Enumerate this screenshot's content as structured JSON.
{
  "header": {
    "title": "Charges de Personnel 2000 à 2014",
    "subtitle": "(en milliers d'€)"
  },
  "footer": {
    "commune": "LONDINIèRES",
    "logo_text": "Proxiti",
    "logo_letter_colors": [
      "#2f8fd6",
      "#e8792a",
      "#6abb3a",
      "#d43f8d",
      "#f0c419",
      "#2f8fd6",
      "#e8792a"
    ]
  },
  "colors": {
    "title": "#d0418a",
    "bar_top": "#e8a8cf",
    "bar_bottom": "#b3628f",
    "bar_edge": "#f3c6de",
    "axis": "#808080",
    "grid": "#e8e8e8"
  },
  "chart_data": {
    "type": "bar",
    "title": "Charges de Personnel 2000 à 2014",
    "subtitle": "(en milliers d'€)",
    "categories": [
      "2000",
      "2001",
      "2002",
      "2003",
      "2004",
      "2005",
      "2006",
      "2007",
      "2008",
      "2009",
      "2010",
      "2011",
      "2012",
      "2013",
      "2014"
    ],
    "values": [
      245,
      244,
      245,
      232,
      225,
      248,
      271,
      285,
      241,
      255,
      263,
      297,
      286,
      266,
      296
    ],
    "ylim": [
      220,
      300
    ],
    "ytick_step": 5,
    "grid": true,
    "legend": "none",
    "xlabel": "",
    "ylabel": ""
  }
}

==

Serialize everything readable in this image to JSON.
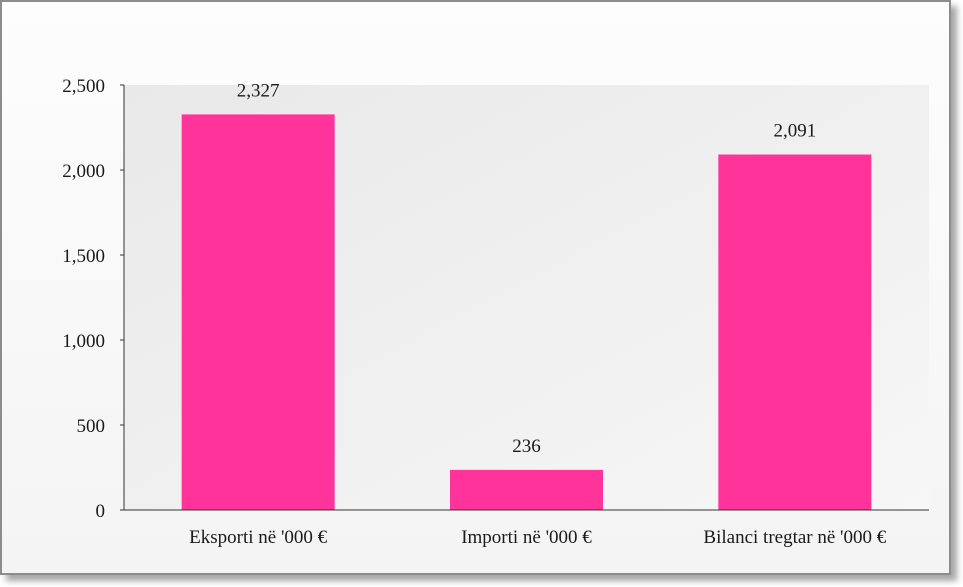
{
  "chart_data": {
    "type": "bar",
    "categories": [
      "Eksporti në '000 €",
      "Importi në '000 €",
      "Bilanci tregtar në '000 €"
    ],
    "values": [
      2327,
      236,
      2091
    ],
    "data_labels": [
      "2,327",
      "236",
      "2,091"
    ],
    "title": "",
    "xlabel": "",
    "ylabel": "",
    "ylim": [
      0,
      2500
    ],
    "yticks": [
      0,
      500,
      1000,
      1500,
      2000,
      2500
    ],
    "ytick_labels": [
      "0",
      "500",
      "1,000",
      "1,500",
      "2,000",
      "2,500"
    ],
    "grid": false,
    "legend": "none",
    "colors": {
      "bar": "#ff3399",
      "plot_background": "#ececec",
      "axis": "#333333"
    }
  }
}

# Do this
Report how many lines in this data include the string "JSON", and nothing else.

# Response for this exercise
2